Stated task: Skip every line before the one containing "What's the underlying", then copy that line and the rest of the entries below exactly, through the last line.

— Begin —

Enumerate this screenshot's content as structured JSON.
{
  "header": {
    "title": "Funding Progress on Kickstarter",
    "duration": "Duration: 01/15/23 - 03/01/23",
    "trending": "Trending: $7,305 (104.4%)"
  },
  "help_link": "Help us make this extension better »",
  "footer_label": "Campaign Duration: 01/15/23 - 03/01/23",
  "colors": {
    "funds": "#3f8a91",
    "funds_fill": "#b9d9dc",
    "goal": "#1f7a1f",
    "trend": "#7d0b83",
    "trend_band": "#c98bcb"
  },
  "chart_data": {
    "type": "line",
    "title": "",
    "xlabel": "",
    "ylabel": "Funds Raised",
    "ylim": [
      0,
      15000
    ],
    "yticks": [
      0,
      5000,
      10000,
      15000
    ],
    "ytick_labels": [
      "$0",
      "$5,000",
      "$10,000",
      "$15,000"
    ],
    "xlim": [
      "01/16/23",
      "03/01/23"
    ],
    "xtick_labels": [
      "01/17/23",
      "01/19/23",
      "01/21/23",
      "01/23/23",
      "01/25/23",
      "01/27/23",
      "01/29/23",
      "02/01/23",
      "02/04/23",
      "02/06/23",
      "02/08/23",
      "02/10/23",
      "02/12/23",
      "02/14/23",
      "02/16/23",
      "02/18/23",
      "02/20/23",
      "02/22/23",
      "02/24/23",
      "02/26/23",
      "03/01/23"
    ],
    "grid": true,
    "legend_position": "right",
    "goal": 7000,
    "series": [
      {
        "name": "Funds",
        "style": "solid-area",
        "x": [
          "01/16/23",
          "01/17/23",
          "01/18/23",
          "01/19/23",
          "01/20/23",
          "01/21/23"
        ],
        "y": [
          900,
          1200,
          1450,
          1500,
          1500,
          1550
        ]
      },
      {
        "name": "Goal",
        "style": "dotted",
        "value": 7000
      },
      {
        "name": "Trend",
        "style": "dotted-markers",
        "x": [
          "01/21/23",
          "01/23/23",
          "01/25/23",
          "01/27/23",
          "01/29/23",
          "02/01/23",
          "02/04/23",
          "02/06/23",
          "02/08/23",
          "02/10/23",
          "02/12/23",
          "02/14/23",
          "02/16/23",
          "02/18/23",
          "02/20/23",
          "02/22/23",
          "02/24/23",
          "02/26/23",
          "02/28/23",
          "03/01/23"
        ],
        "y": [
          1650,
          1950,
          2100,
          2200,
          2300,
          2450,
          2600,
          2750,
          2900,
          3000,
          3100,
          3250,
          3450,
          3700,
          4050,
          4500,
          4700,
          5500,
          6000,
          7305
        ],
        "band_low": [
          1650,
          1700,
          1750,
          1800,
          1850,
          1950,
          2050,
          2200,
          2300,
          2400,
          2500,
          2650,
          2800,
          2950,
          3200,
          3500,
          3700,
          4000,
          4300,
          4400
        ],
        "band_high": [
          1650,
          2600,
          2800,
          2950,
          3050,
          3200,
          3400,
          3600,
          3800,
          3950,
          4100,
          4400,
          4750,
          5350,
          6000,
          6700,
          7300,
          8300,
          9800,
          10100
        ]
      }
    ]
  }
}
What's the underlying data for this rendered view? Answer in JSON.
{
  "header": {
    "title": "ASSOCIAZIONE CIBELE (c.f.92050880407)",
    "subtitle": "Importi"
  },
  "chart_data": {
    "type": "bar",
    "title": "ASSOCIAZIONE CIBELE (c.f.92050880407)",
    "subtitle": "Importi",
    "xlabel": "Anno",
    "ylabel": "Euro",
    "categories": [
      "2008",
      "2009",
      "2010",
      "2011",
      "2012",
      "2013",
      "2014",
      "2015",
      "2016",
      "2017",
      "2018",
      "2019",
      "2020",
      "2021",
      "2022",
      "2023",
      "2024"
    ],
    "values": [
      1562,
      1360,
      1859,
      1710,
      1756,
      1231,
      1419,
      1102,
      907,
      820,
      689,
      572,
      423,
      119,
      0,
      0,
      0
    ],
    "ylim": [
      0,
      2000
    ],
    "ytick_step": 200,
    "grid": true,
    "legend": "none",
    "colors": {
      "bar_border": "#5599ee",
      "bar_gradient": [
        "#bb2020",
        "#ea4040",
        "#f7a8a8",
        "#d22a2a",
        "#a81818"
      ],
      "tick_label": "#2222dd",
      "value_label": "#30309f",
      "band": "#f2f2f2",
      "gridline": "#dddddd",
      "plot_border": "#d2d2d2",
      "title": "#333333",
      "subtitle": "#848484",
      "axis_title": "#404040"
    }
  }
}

— End —

Final result:
What's the underlying data for this rendered view? Answer in JSON.
{
  "header": {
    "title": "ASSOCIAZIONE CIBELE (c.f.92050880407)",
    "subtitle": "Importi"
  },
  "chart_data": {
    "type": "bar",
    "title": "ASSOCIAZIONE CIBELE (c.f.92050880407)",
    "subtitle": "Importi",
    "xlabel": "Anno",
    "ylabel": "Euro",
    "categories": [
      "2008",
      "2009",
      "2010",
      "2011",
      "2012",
      "2013",
      "2014",
      "2015",
      "2016",
      "2017",
      "2018",
      "2019",
      "2020",
      "2021",
      "2022",
      "2023",
      "2024"
    ],
    "values": [
      1562,
      1360,
      1859,
      1710,
      1756,
      1231,
      1419,
      1102,
      907,
      820,
      689,
      572,
      423,
      119,
      0,
      0,
      0
    ],
    "ylim": [
      0,
      2000
    ],
    "ytick_step": 200,
    "grid": true,
    "legend": "none",
    "colors": {
      "bar_border": "#5599ee",
      "bar_gradient": [
        "#bb2020",
        "#ea4040",
        "#f7a8a8",
        "#d22a2a",
        "#a81818"
      ],
      "tick_label": "#2222dd",
      "value_label": "#30309f",
      "band": "#f2f2f2",
      "gridline": "#dddddd",
      "plot_border": "#d2d2d2",
      "title": "#333333",
      "subtitle": "#848484",
      "axis_title": "#404040"
    }
  }
}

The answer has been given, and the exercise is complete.